**Prompt**
Show, in full, each line of the data that contains "this".

|---|

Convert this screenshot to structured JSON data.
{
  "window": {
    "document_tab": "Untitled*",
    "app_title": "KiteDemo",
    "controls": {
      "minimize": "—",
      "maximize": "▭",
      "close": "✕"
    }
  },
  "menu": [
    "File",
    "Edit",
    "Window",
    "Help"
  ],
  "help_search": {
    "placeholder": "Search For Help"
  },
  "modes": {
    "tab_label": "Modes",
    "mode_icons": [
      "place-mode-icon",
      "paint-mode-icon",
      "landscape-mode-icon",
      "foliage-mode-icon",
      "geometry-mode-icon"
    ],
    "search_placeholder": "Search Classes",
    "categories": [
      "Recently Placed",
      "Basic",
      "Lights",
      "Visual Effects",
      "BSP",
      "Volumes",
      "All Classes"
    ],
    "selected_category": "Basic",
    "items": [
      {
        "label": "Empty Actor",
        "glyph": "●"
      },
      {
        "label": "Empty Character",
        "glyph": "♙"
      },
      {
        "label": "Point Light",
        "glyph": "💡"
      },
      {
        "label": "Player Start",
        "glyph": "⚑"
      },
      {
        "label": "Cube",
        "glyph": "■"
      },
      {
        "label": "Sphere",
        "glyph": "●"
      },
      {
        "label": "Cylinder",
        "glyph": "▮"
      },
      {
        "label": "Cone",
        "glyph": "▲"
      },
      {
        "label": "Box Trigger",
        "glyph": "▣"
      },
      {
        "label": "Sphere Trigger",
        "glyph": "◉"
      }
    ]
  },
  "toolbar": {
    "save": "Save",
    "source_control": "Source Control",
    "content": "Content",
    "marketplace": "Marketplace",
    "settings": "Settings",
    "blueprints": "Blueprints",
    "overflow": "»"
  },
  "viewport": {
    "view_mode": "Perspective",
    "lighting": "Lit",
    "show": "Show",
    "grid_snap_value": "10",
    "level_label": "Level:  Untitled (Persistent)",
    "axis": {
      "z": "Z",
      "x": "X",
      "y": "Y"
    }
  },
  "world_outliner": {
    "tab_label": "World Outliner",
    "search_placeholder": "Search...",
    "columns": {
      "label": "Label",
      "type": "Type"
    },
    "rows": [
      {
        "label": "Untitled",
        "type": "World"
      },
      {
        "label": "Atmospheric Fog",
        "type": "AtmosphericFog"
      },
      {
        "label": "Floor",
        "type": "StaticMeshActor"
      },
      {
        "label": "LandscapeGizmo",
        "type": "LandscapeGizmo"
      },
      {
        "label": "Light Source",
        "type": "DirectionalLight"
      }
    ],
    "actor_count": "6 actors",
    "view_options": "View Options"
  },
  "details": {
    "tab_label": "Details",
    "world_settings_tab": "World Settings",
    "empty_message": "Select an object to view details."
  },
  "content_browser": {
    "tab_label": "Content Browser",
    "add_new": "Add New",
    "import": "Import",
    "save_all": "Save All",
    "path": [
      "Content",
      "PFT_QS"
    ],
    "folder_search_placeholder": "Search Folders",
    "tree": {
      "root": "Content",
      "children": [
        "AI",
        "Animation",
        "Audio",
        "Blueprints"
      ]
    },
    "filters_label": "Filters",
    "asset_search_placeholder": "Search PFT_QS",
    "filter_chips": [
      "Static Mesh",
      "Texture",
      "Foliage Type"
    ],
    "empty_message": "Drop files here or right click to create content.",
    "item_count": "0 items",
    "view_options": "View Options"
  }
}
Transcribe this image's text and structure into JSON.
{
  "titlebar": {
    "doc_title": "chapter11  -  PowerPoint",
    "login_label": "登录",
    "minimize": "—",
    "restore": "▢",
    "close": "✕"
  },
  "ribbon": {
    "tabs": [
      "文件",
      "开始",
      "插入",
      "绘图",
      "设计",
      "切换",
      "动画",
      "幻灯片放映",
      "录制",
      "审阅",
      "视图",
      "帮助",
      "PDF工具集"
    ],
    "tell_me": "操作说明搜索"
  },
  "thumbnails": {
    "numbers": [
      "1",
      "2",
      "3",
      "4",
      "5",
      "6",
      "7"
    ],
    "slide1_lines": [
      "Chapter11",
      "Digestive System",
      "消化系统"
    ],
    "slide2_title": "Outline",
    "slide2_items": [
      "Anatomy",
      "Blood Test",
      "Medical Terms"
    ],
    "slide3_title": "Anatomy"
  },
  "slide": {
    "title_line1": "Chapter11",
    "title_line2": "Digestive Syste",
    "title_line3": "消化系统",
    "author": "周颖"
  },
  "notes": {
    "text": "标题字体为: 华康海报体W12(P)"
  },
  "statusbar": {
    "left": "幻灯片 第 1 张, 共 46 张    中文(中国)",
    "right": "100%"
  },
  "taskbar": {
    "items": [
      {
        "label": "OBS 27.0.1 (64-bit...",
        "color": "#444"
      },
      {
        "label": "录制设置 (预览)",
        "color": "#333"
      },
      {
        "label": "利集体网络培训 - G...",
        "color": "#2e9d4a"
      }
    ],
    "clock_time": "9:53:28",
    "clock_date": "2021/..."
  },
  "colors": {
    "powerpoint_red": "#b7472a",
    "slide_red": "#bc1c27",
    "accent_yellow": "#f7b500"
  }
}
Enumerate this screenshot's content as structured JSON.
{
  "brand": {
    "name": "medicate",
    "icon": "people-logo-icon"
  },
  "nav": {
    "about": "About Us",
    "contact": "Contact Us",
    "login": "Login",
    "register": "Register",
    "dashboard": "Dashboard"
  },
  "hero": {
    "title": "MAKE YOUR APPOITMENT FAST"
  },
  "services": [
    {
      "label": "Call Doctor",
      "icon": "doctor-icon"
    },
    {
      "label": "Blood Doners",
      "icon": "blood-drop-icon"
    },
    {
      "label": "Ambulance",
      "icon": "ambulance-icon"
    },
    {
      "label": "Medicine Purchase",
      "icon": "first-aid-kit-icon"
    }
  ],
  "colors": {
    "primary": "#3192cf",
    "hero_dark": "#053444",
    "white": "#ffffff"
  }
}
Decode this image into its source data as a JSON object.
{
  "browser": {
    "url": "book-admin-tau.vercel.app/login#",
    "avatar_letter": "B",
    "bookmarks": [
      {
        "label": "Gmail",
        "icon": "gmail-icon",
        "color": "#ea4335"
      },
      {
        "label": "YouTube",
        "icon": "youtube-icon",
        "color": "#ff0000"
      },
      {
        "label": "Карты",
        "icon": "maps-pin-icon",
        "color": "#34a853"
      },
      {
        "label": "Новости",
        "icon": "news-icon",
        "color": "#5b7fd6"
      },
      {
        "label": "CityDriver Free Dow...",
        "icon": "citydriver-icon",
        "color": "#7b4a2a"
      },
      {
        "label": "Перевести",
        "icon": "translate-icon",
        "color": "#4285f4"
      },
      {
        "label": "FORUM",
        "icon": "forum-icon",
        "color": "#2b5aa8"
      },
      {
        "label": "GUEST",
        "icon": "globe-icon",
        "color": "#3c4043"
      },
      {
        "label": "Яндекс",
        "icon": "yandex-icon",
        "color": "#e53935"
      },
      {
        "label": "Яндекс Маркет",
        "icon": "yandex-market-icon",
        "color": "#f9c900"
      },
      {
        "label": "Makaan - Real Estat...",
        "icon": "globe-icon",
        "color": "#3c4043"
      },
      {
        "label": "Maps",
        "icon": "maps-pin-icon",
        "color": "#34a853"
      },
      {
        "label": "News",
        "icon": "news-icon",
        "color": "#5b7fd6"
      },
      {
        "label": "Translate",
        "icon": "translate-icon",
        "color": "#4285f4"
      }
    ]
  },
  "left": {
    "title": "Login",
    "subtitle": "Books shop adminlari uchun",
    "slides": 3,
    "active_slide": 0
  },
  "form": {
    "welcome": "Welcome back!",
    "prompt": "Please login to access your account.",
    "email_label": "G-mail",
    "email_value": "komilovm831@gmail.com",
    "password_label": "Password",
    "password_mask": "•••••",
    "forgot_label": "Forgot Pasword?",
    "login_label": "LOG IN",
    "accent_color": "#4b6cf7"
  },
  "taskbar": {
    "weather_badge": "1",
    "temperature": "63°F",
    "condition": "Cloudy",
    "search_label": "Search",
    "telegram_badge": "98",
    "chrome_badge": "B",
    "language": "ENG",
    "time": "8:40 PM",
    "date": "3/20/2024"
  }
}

|---|

**Finished task**
Convert this screenshot to structured JSON data.
Transcribe this image's text and structure into JSON.
Enumerate this screenshot's content as structured JSON.
Decode this image into its source data as a JSON object.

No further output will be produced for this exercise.